§ **Written exercise**
Copy each line of the entries beneath that contains the word "cdot".

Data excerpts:
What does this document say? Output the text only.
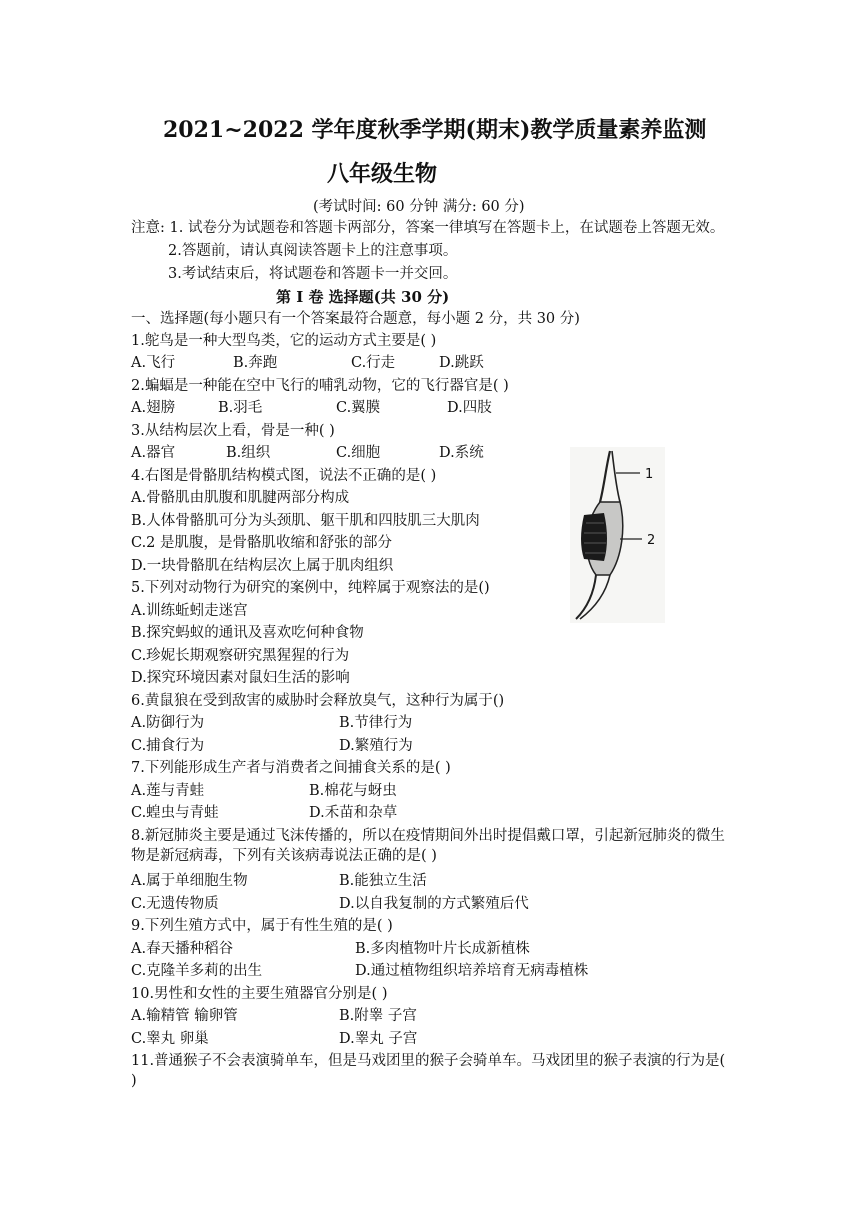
2021~2022 学年度秋季学期(期末)教学质量素养监测
八年级生物
(考试时间: 60 分钟 满分: 60 分)
注意: 1. 试卷分为试题卷和答题卡两部分，答案一律填写在答题卡上，在试题卷上答题无效。
2.答题前，请认真阅读答题卡上的注意事项。
3.考试结束后，将试题卷和答题卡一并交回。
第 I 卷 选择题(共 30 分)
一、选择题(每小题只有一个答案最符合题意，每小题 2 分，共 30 分)
1.鸵鸟是一种大型鸟类，它的运动方式主要是( )
A.飞行	B.奔跑	C.行走	D.跳跃
2.蝙蝠是一种能在空中飞行的哺乳动物，它的飞行器官是( )
A.翅膀	B.羽毛	C.翼膜	D.四肢
3.从结构层次上看，骨是一种( )
A.器官	B.组织	C.细胞	D.系统
4.右图是骨骼肌结构模式图，说法不正确的是( )
A.骨骼肌由肌腹和肌腱两部分构成
B.人体骨骼肌可分为头颈肌、躯干肌和四肢肌三大肌肉
C.2 是肌腹，是骨骼肌收缩和舒张的部分
D.一块骨骼肌在结构层次上属于肌肉组织
1
2
5.下列对动物行为研究的案例中，纯粹属于观察法的是()
A.训练蚯蚓走迷宫
B.探究蚂蚁的通讯及喜欢吃何种食物
C.珍妮长期观察研究黑猩猩的行为
D.探究环境因素对鼠妇生活的影响
6.黄鼠狼在受到敌害的威胁时会释放臭气，这种行为属于()
A.防御行为	B.节律行为
C.捕食行为	D.繁殖行为
7.下列能形成生产者与消费者之间捕食关系的是( )
A.莲与青蛙	B.棉花与蚜虫
C.蝗虫与青蛙	D.禾苗和杂草
8.新冠肺炎主要是通过飞沫传播的，所以在疫情期间外出时提倡戴口罩，引起新冠肺炎的微生物是新冠病毒，下列有关该病毒说法正确的是( )
A.属于单细胞生物	B.能独立生活
C.无遗传物质	D.以自我复制的方式繁殖后代
9.下列生殖方式中，属于有性生殖的是( )
A.春天播种稻谷	B.多肉植物叶片长成新植株
C.克隆羊多莉的出生	D.通过植物组织培养培育无病毒植株
10.男性和女性的主要生殖器官分别是( )
A.输精管 输卵管	B.附睾 子宫
C.睾丸 卵巢	D.睾丸 子宫
11.普通猴子不会表演骑单车，但是马戏团里的猴子会骑单车。马戏团里的猴子表演的行为是( )
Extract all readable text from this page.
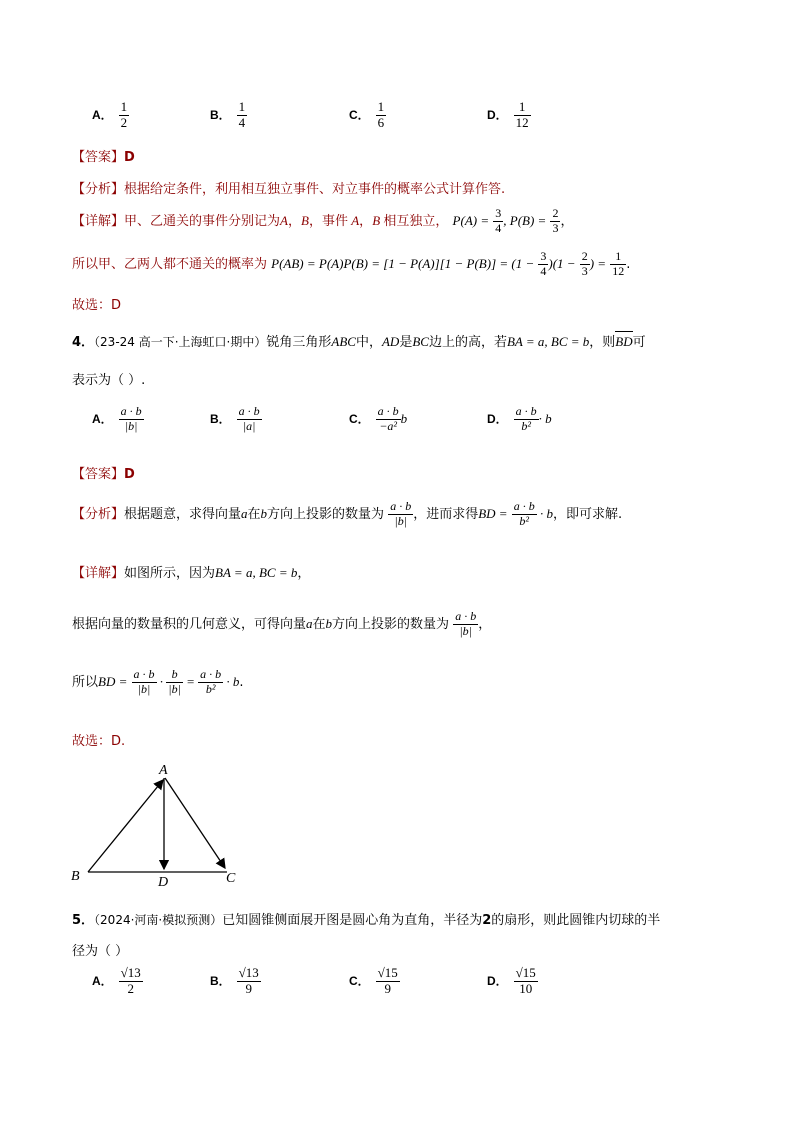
A． $\frac{1}{2}$	B． $\frac{1}{4}$	C． $\frac{1}{6}$	D． $\frac{1}{12}$
【答案】D
【分析】根据给定条件，利用相互独立事件、对立事件的概率公式计算作答.
【详解】甲、乙通关的事件分别记为A，B，事件 A，B 相互独立， $P(A) = \frac{3}{4}$ , $P(B) = \frac{2}{3}$ ，
所以甲、乙两人都不通关的概率为 $P(AB) = P(A)P(B) = [1 - P(A)][1 - P(B)] = (1 - \frac{3}{4} )(1 - \frac{2}{3}$ ) = $\frac{1}{12}$ .
故选：D
4．（23-24 高一下·上海虹口·期中）锐角三角形ABC中，AD是BC边上的高，若BA = a, BC = b，则BD可
表示为（ ）.
A． $\frac{a \cdot b}{|b|}$	B． $\frac{a \cdot b}{|a|}$	C． $\frac{a \cdot b}{\text{−a²}}$ b	D． $\frac{a \cdot b}{\text{b²}} \cdot b$
【答案】D
【分析】根据题意，求得向量a在b方向上投影的数量为 $\frac{a \cdot b}{|b|}$ ，进而求得BD = $\frac{a \cdot b}{\text{b²}} \cdot b$，即可求解.
【详解】如图所示，因为BA = a, BC = b，
根据向量的数量积的几何意义，可得向量a在b方向上投影的数量为 $\frac{a \cdot b}{|b|}$ ，
所以BD = $\frac{a \cdot b}{|b|} \cdot \frac{b}{|b|} = \frac{a \cdot b}{\text{b²}} \cdot b$.
故选：D.
A
B	C
D
5．（2024·河南·模拟预测）已知圆锥侧面展开图是圆心角为直角，半径为2的扇形，则此圆锥内切球的半
径为（ ）
A． $\frac{√13}{2}$	B． $\frac{√13}{9}$	C． $\frac{√15}{9}$	D． $\frac{√15}{10}$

§ **Full response**
A． $\frac{a \cdot b}{|b|}$	B． $\frac{a \cdot b}{|a|}$	C． $\frac{a \cdot b}{\text{−a²}}$ b	D． $\frac{a \cdot b}{\text{b²}} \cdot b$
【分析】根据题意，求得向量a在b方向上投影的数量为 $\frac{a \cdot b}{|b|}$ ，进而求得BD = $\frac{a \cdot b}{\text{b²}} \cdot b$，即可求解.
根据向量的数量积的几何意义，可得向量a在b方向上投影的数量为 $\frac{a \cdot b}{|b|}$ ，
所以BD = $\frac{a \cdot b}{|b|} \cdot \frac{b}{|b|} = \frac{a \cdot b}{\text{b²}} \cdot b$.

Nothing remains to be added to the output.